→ Required work
Set every record down verbatim and omit the pictures.

→ Material for this exercise
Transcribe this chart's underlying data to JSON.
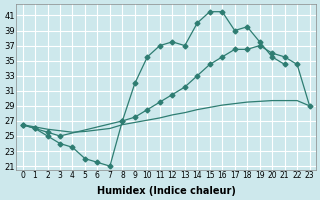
{
  "title": "",
  "xlabel": "Humidex (Indice chaleur)",
  "ylabel": "",
  "bg_color": "#cde8ec",
  "grid_color": "#ffffff",
  "line_color": "#2e7d72",
  "xlim": [
    -0.5,
    23.5
  ],
  "ylim": [
    20.5,
    42.5
  ],
  "xticks": [
    0,
    1,
    2,
    3,
    4,
    5,
    6,
    7,
    8,
    9,
    10,
    11,
    12,
    13,
    14,
    15,
    16,
    17,
    18,
    19,
    20,
    21,
    22,
    23
  ],
  "yticks": [
    21,
    23,
    25,
    27,
    29,
    31,
    33,
    35,
    37,
    39,
    41
  ],
  "line1_x": [
    0,
    1,
    2,
    3,
    4,
    5,
    6,
    7,
    8,
    9,
    10,
    11,
    12,
    13,
    14,
    15,
    16,
    17,
    18,
    19,
    20,
    21
  ],
  "line1_y": [
    26.5,
    26.0,
    25.0,
    24.0,
    23.5,
    22.0,
    21.5,
    21.0,
    27.0,
    32.0,
    35.5,
    37.0,
    37.5,
    37.0,
    40.0,
    41.5,
    41.5,
    39.0,
    39.5,
    37.5,
    35.5,
    34.5
  ],
  "line2_x": [
    0,
    1,
    2,
    3,
    8,
    9,
    10,
    11,
    12,
    13,
    14,
    15,
    16,
    17,
    18,
    19,
    20,
    21,
    22,
    23
  ],
  "line2_y": [
    26.5,
    26.0,
    25.5,
    25.0,
    27.0,
    27.5,
    28.5,
    29.5,
    30.5,
    31.5,
    33.0,
    34.5,
    35.5,
    36.5,
    36.5,
    37.0,
    36.0,
    35.5,
    34.5,
    29.0
  ],
  "line3_x": [
    0,
    1,
    2,
    3,
    4,
    5,
    6,
    7,
    8,
    9,
    10,
    11,
    12,
    13,
    14,
    15,
    16,
    17,
    18,
    19,
    20,
    21,
    22,
    23
  ],
  "line3_y": [
    26.5,
    26.2,
    25.9,
    25.7,
    25.5,
    25.6,
    25.8,
    26.0,
    26.5,
    26.8,
    27.1,
    27.4,
    27.8,
    28.1,
    28.5,
    28.8,
    29.1,
    29.3,
    29.5,
    29.6,
    29.7,
    29.7,
    29.7,
    29.0
  ]
}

→ Solution
Transcribe this chart's underlying data to JSON.
{
  "title": "",
  "xlabel": "Humidex (Indice chaleur)",
  "ylabel": "",
  "bg_color": "#cde8ec",
  "grid_color": "#ffffff",
  "line_color": "#2e7d72",
  "xlim": [
    -0.5,
    23.5
  ],
  "ylim": [
    20.5,
    42.5
  ],
  "xticks": [
    0,
    1,
    2,
    3,
    4,
    5,
    6,
    7,
    8,
    9,
    10,
    11,
    12,
    13,
    14,
    15,
    16,
    17,
    18,
    19,
    20,
    21,
    22,
    23
  ],
  "yticks": [
    21,
    23,
    25,
    27,
    29,
    31,
    33,
    35,
    37,
    39,
    41
  ],
  "line1_x": [
    0,
    1,
    2,
    3,
    4,
    5,
    6,
    7,
    8,
    9,
    10,
    11,
    12,
    13,
    14,
    15,
    16,
    17,
    18,
    19,
    20,
    21
  ],
  "line1_y": [
    26.5,
    26.0,
    25.0,
    24.0,
    23.5,
    22.0,
    21.5,
    21.0,
    27.0,
    32.0,
    35.5,
    37.0,
    37.5,
    37.0,
    40.0,
    41.5,
    41.5,
    39.0,
    39.5,
    37.5,
    35.5,
    34.5
  ],
  "line2_x": [
    0,
    1,
    2,
    3,
    8,
    9,
    10,
    11,
    12,
    13,
    14,
    15,
    16,
    17,
    18,
    19,
    20,
    21,
    22,
    23
  ],
  "line2_y": [
    26.5,
    26.0,
    25.5,
    25.0,
    27.0,
    27.5,
    28.5,
    29.5,
    30.5,
    31.5,
    33.0,
    34.5,
    35.5,
    36.5,
    36.5,
    37.0,
    36.0,
    35.5,
    34.5,
    29.0
  ],
  "line3_x": [
    0,
    1,
    2,
    3,
    4,
    5,
    6,
    7,
    8,
    9,
    10,
    11,
    12,
    13,
    14,
    15,
    16,
    17,
    18,
    19,
    20,
    21,
    22,
    23
  ],
  "line3_y": [
    26.5,
    26.2,
    25.9,
    25.7,
    25.5,
    25.6,
    25.8,
    26.0,
    26.5,
    26.8,
    27.1,
    27.4,
    27.8,
    28.1,
    28.5,
    28.8,
    29.1,
    29.3,
    29.5,
    29.6,
    29.7,
    29.7,
    29.7,
    29.0
  ]
}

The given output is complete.